> **Exercise prompt**
Filter the entries, keeping every line with the word "账务处理".
** START OF Dataset entries **
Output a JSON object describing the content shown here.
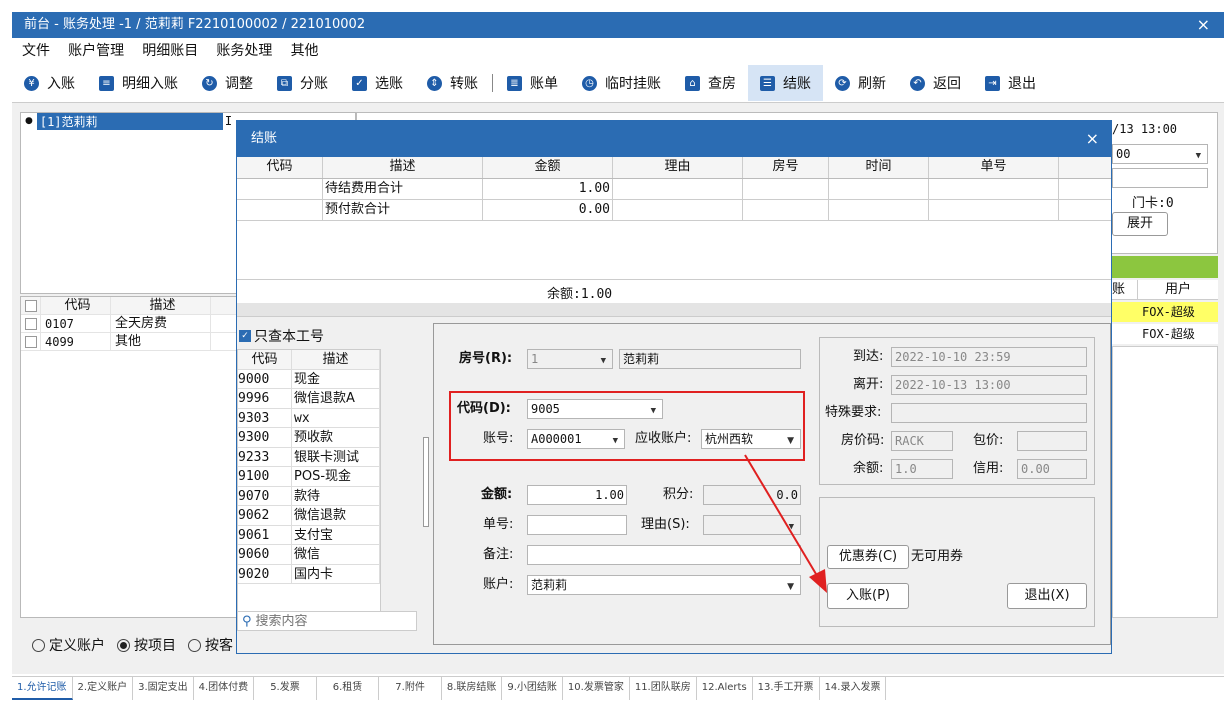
{
  "window": {
    "title": "前台 - 账务处理 -1 / 范莉莉 F2210100002 / 221010002",
    "close_glyph": "×"
  },
  "menu": [
    "文件",
    "账户管理",
    "明细账目",
    "账务处理",
    "其他"
  ],
  "toolbar": [
    {
      "icon": "yen-icon",
      "glyph": "¥",
      "label": "入账"
    },
    {
      "icon": "list-icon",
      "glyph": "≡",
      "label": "明细入账"
    },
    {
      "icon": "adjust-icon",
      "glyph": "↻",
      "label": "调整"
    },
    {
      "icon": "split-icon",
      "glyph": "⧉",
      "label": "分账"
    },
    {
      "icon": "select-icon",
      "glyph": "✓",
      "label": "选账"
    },
    {
      "icon": "transfer-icon",
      "glyph": "⇕",
      "label": "转账"
    },
    {
      "icon": "bill-icon",
      "glyph": "≣",
      "label": "账单"
    },
    {
      "icon": "clock-icon",
      "glyph": "◷",
      "label": "临时挂账"
    },
    {
      "icon": "house-icon",
      "glyph": "⌂",
      "label": "查房"
    },
    {
      "icon": "database-icon",
      "glyph": "☰",
      "label": "结账"
    },
    {
      "icon": "refresh-icon",
      "glyph": "⟳",
      "label": "刷新"
    },
    {
      "icon": "back-icon",
      "glyph": "↶",
      "label": "返回"
    },
    {
      "icon": "exit-icon",
      "glyph": "⇥",
      "label": "退出"
    }
  ],
  "left_account": {
    "item": "[1]范莉莉",
    "cursor": "I"
  },
  "left_items": {
    "headers": [
      "代码",
      "描述"
    ],
    "rows": [
      [
        "0107",
        "全天房费"
      ],
      [
        "4099",
        "其他"
      ]
    ]
  },
  "radios": [
    "定义账户",
    "按项目",
    "按客"
  ],
  "right_partial": {
    "datetime": "/13 13:00",
    "combo": "00",
    "card": "门卡:0",
    "expand": "展开",
    "col_zhang": "账",
    "col_user": "用户",
    "user1": "FOX-超级",
    "user2": "FOX-超级"
  },
  "bottom_tabs": [
    "1.允许记账",
    "2.定义账户",
    "3.固定支出",
    "4.团体付费",
    "5.发票",
    "6.租赁",
    "7.附件",
    "8.联房结账",
    "9.小团结账",
    "10.发票管家",
    "11.团队联房",
    "12.Alerts",
    "13.手工开票",
    "14.录入发票"
  ],
  "dialog": {
    "title": "结账",
    "close": "×",
    "grid_headers": [
      "代码",
      "描述",
      "金额",
      "理由",
      "房号",
      "时间",
      "单号"
    ],
    "grid_rows": [
      {
        "desc": "待结费用合计",
        "amount": "1.00"
      },
      {
        "desc": "预付款合计",
        "amount": "0.00"
      }
    ],
    "balance": "余额:1.00",
    "only_mine": "只查本工号",
    "code_headers": [
      "代码",
      "描述"
    ],
    "codes": [
      [
        "9000",
        "现金"
      ],
      [
        "9996",
        "微信退款A"
      ],
      [
        "9303",
        "wx"
      ],
      [
        "9300",
        "预收款"
      ],
      [
        "9233",
        "银联卡测试"
      ],
      [
        "9100",
        "POS-现金"
      ],
      [
        "9070",
        "款待"
      ],
      [
        "9062",
        "微信退款"
      ],
      [
        "9061",
        "支付宝"
      ],
      [
        "9060",
        "微信"
      ],
      [
        "9020",
        "国内卡"
      ]
    ],
    "search_placeholder": "搜索内容",
    "form": {
      "room_label": "房号(R):",
      "room_value": "1",
      "room_name": "范莉莉",
      "code_label": "代码(D):",
      "code_value": "9005",
      "account_label": "账号:",
      "account_value": "A000001",
      "ar_label": "应收账户:",
      "ar_value": "杭州西软",
      "amount_label": "金额:",
      "amount_value": "1.00",
      "points_label": "积分:",
      "points_value": "0.0",
      "bill_label": "单号:",
      "bill_value": "",
      "reason_label": "理由(S):",
      "reason_value": "",
      "note_label": "备注:",
      "note_value": "",
      "acct_label": "账户:",
      "acct_value": "范莉莉"
    },
    "info": {
      "arrive_label": "到达:",
      "arrive_value": "2022-10-10 23:59",
      "leave_label": "离开:",
      "leave_value": "2022-10-13 13:00",
      "special_label": "特殊要求:",
      "special_value": "",
      "rate_label": "房价码:",
      "rate_value": "RACK",
      "pkg_label": "包价:",
      "pkg_value": "",
      "bal_label": "余额:",
      "bal_value": "1.0",
      "credit_label": "信用:",
      "credit_value": "0.00"
    },
    "coupon_btn": "优惠券(C)",
    "coupon_text": "无可用券",
    "post_btn": "入账(P)",
    "exit_btn": "退出(X)"
  },
  "colors": {
    "accent": "#2b6cb3",
    "highlight": "#e02020",
    "green_bar": "#8cc63f",
    "yellow_row": "#ffff66"
  }
}
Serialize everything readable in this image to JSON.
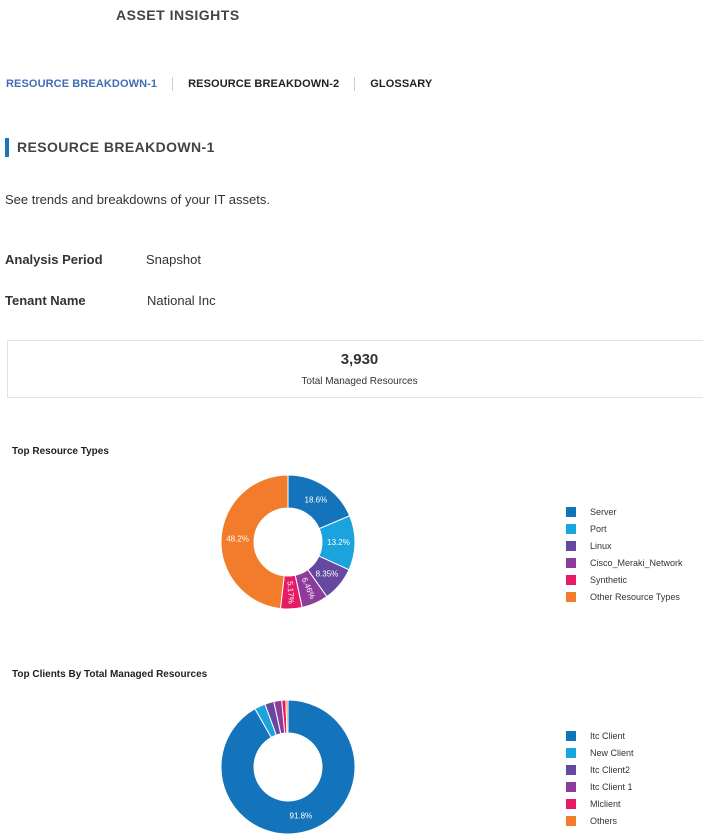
{
  "app": {
    "title": "ASSET INSIGHTS"
  },
  "tabs": [
    {
      "label": "RESOURCE BREAKDOWN-1",
      "active": true
    },
    {
      "label": "RESOURCE BREAKDOWN-2",
      "active": false
    },
    {
      "label": "GLOSSARY",
      "active": false
    }
  ],
  "section": {
    "title": "RESOURCE BREAKDOWN-1",
    "description": "See trends and breakdowns of your IT assets."
  },
  "info": {
    "analysis_period_label": "Analysis Period",
    "analysis_period_value": "Snapshot",
    "tenant_name_label": "Tenant Name",
    "tenant_name_value": "National Inc"
  },
  "kpi": {
    "value": "3,930",
    "label": "Total Managed Resources"
  },
  "colors": {
    "accent": "#1b75bb",
    "active_tab": "#3f6cb5"
  },
  "chart_data": [
    {
      "type": "pie",
      "variant": "donut",
      "title": "Top Resource Types",
      "legend_position": "right",
      "categories": [
        "Server",
        "Port",
        "Linux",
        "Cisco_Meraki_Network",
        "Synthetic",
        "Other Resource Types"
      ],
      "values": [
        18.6,
        13.2,
        8.35,
        6.46,
        5.17,
        48.2
      ],
      "labels": [
        "18.6%",
        "13.2%",
        "8.35%",
        "6.46%",
        "5.17%",
        "48.2%"
      ],
      "colors": [
        "#1474bb",
        "#1ba3de",
        "#6549a0",
        "#8e3c9b",
        "#e71a66",
        "#f27c2b"
      ]
    },
    {
      "type": "pie",
      "variant": "donut",
      "title": "Top Clients By Total Managed Resources",
      "legend_position": "right",
      "categories": [
        "Itc Client",
        "New Client",
        "Itc Client2",
        "Itc Client 1",
        "Mlclient",
        "Others"
      ],
      "values": [
        91.8,
        2.6,
        2.2,
        1.9,
        1.0,
        0.5
      ],
      "labels": [
        "91.8%",
        "",
        "",
        "",
        "",
        ""
      ],
      "colors": [
        "#1474bb",
        "#1ba3de",
        "#6549a0",
        "#8e3c9b",
        "#e71a66",
        "#f27c2b"
      ]
    }
  ]
}
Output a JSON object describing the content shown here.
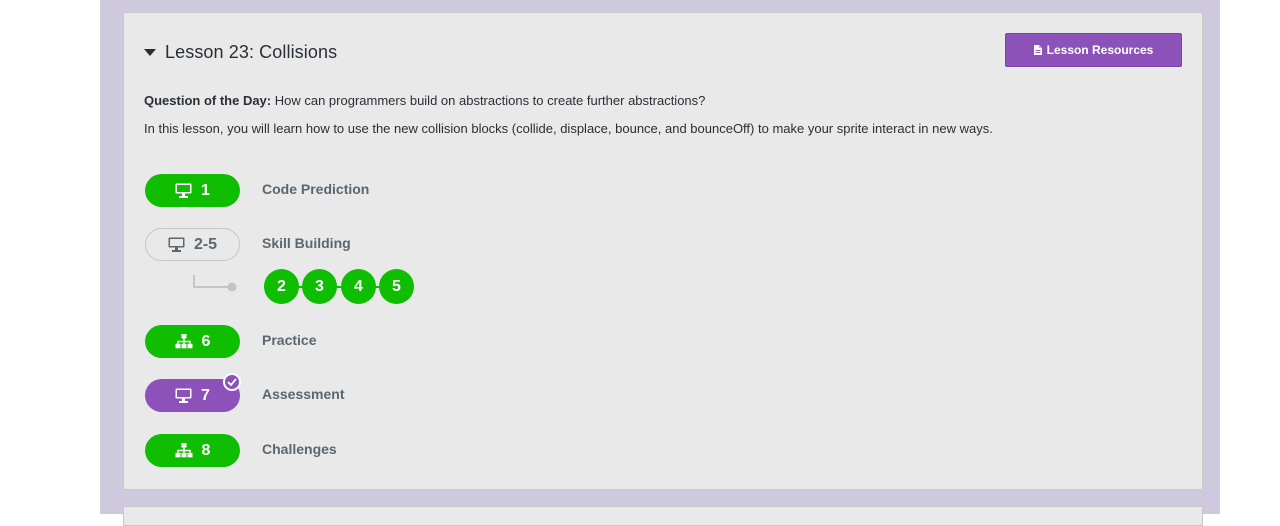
{
  "lesson": {
    "title": "Lesson 23: Collisions",
    "resources_label": "Lesson Resources",
    "question_label": "Question of the Day:",
    "question_text": " How can programmers build on abstractions to create further abstractions?",
    "description": "In this lesson, you will learn how to use the new collision blocks (collide, displace, bounce, and bounceOff) to make your sprite interact in new ways."
  },
  "steps": [
    {
      "number": "1",
      "label": "Code Prediction",
      "icon": "desktop-icon",
      "status": "completed"
    },
    {
      "number": "2-5",
      "label": "Skill Building",
      "icon": "desktop-icon",
      "status": "not-started"
    },
    {
      "number": "6",
      "label": "Practice",
      "icon": "sitemap-icon",
      "status": "completed"
    },
    {
      "number": "7",
      "label": "Assessment",
      "icon": "desktop-icon",
      "status": "submitted"
    },
    {
      "number": "8",
      "label": "Challenges",
      "icon": "sitemap-icon",
      "status": "completed"
    }
  ],
  "sub_levels": [
    "2",
    "3",
    "4",
    "5"
  ],
  "colors": {
    "completed": "#0fbe00",
    "assessment": "#8c52ba",
    "background": "#cfc9de",
    "card": "#e9e9ea"
  }
}
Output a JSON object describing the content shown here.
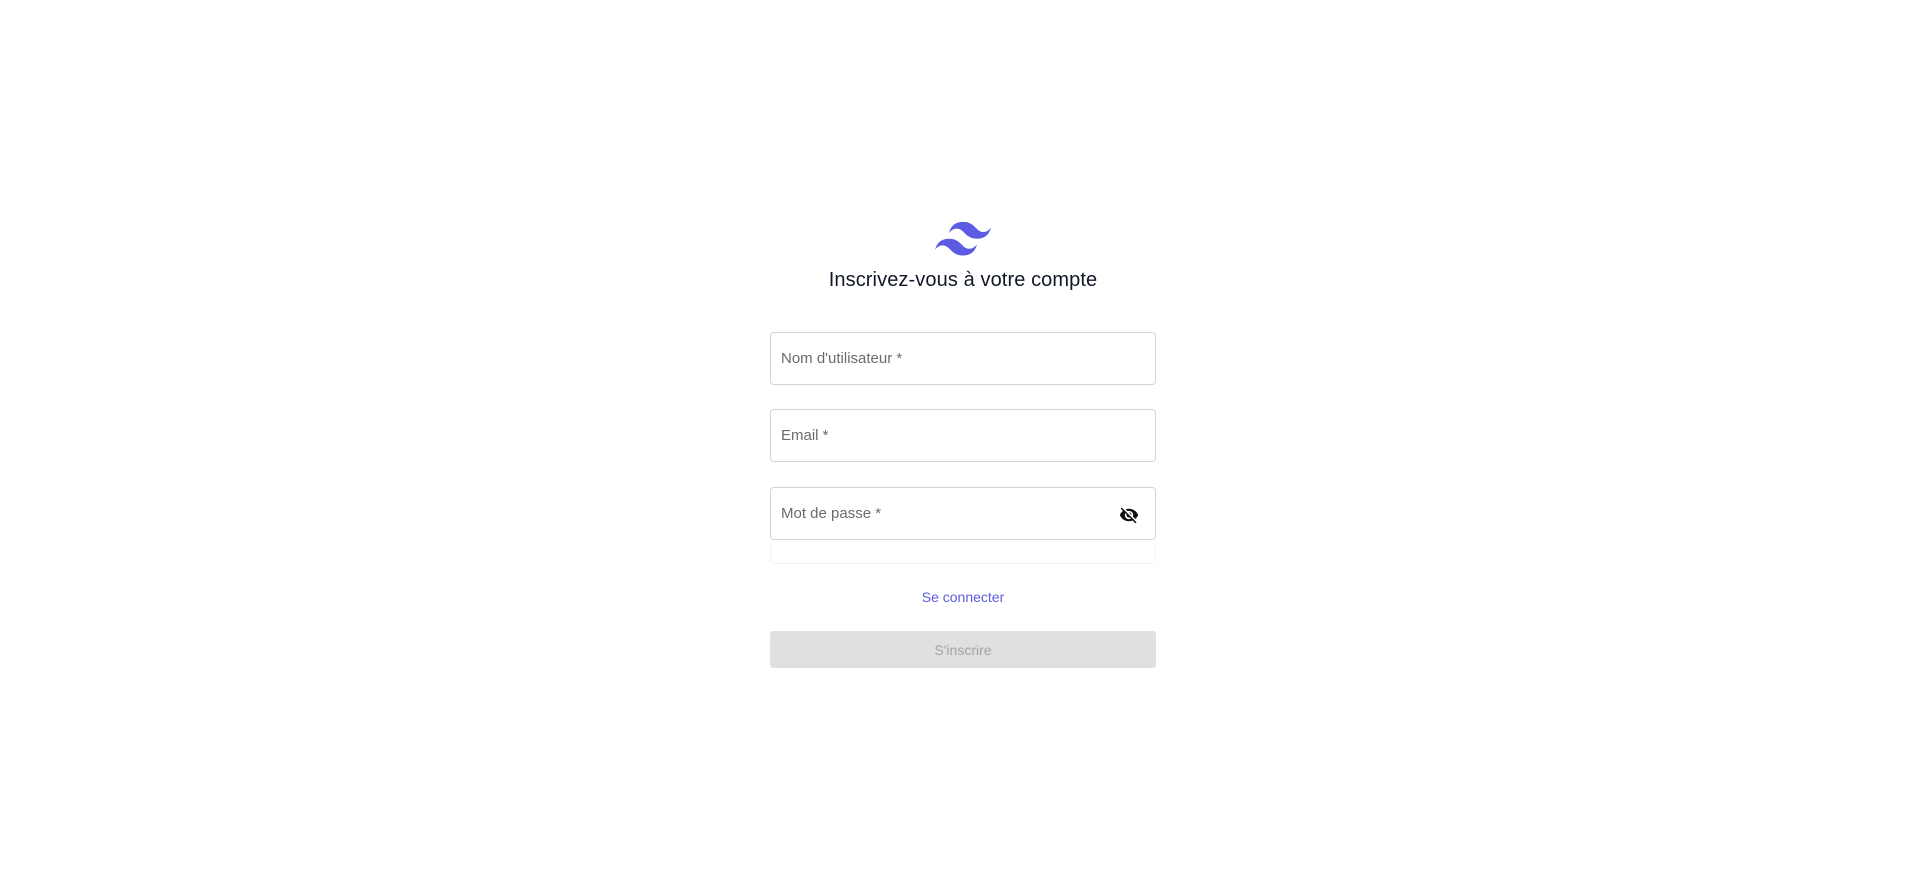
{
  "colors": {
    "brand": "#5b5ce2",
    "title": "#111827",
    "button_disabled_bg": "#e0e0e0",
    "button_disabled_text": "#a3a3a3"
  },
  "logo": {
    "icon": "tailwind-waves-icon"
  },
  "title": "Inscrivez-vous à votre compte",
  "form": {
    "username": {
      "placeholder": "Nom d'utilisateur *",
      "value": ""
    },
    "email": {
      "placeholder": "Email *",
      "value": ""
    },
    "password": {
      "placeholder": "Mot de passe *",
      "value": "",
      "toggle_icon": "eye-off-icon"
    }
  },
  "login_link": "Se connecter",
  "submit_label": "S'inscrire"
}
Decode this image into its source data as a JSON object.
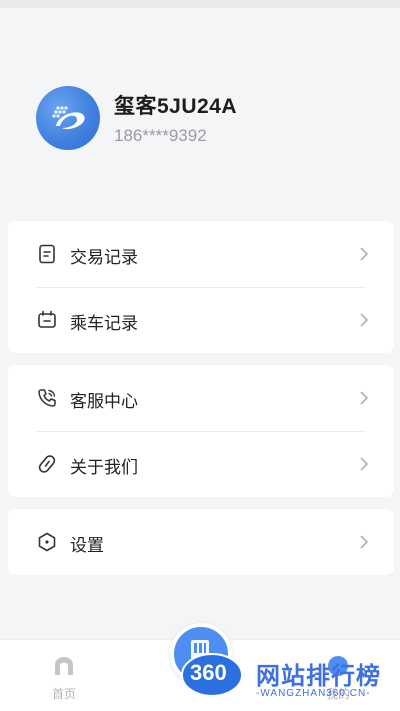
{
  "profile": {
    "name": "玺客5JU24A",
    "phone": "186****9392"
  },
  "menu": {
    "group1": [
      {
        "label": "交易记录",
        "icon": "receipt-icon"
      },
      {
        "label": "乘车记录",
        "icon": "bus-ticket-icon"
      }
    ],
    "group2": [
      {
        "label": "客服中心",
        "icon": "phone-icon"
      },
      {
        "label": "关于我们",
        "icon": "link-icon"
      }
    ],
    "group3": [
      {
        "label": "设置",
        "icon": "hexagon-settings-icon"
      }
    ]
  },
  "tabbar": {
    "home_label": "首页",
    "mine_label": "我的"
  },
  "watermark": {
    "badge": "360",
    "title": "网站排行榜",
    "subtitle": "-WANGZHAN360.CN-"
  },
  "colors": {
    "accent": "#4e8ef2",
    "background": "#f4f5f7",
    "watermark": "#3f6fe0"
  }
}
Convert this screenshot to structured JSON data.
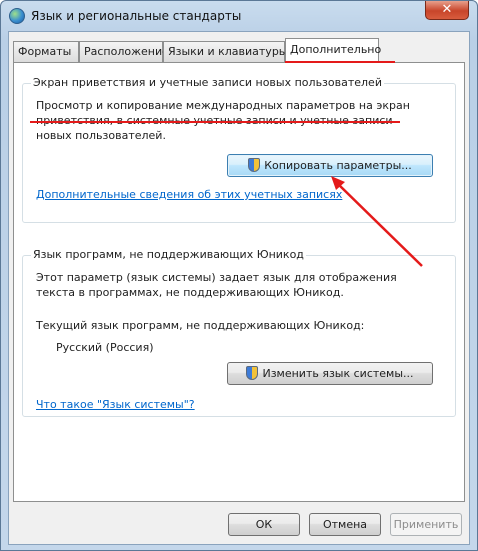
{
  "window": {
    "title": "Язык и региональные стандарты",
    "close_label": "✕"
  },
  "tabs": [
    {
      "label": "Форматы"
    },
    {
      "label": "Расположение"
    },
    {
      "label": "Языки и клавиатуры"
    },
    {
      "label": "Дополнительно"
    }
  ],
  "welcome_group": {
    "title": "Экран приветствия и учетные записи новых пользователей",
    "description": "Просмотр и копирование международных параметров на экран приветствия, в системные учетные записи и учетные записи новых пользователей.",
    "copy_button_label": "Копировать параметры...",
    "more_info_link": "Дополнительные сведения об этих учетных записях"
  },
  "nonunicode_group": {
    "title": "Язык программ, не поддерживающих Юникод",
    "description": "Этот параметр (язык системы) задает язык для отображения текста в программах, не поддерживающих Юникод.",
    "current_label": "Текущий язык программ, не поддерживающих Юникод:",
    "current_value": "Русский (Россия)",
    "change_button_label": "Изменить язык системы...",
    "what_is_link": "Что такое \"Язык системы\"?"
  },
  "footer": {
    "ok_label": "ОК",
    "cancel_label": "Отмена",
    "apply_label": "Применить"
  },
  "colors": {
    "annotation_red": "#e41a1a",
    "link_blue": "#0066cc"
  }
}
** END OF Dataset entries **
> **Response to this task**
    "title": "前台 - 账务处理 -1 / 范莉莉 F2210100002 / 221010002",
    "账务处理",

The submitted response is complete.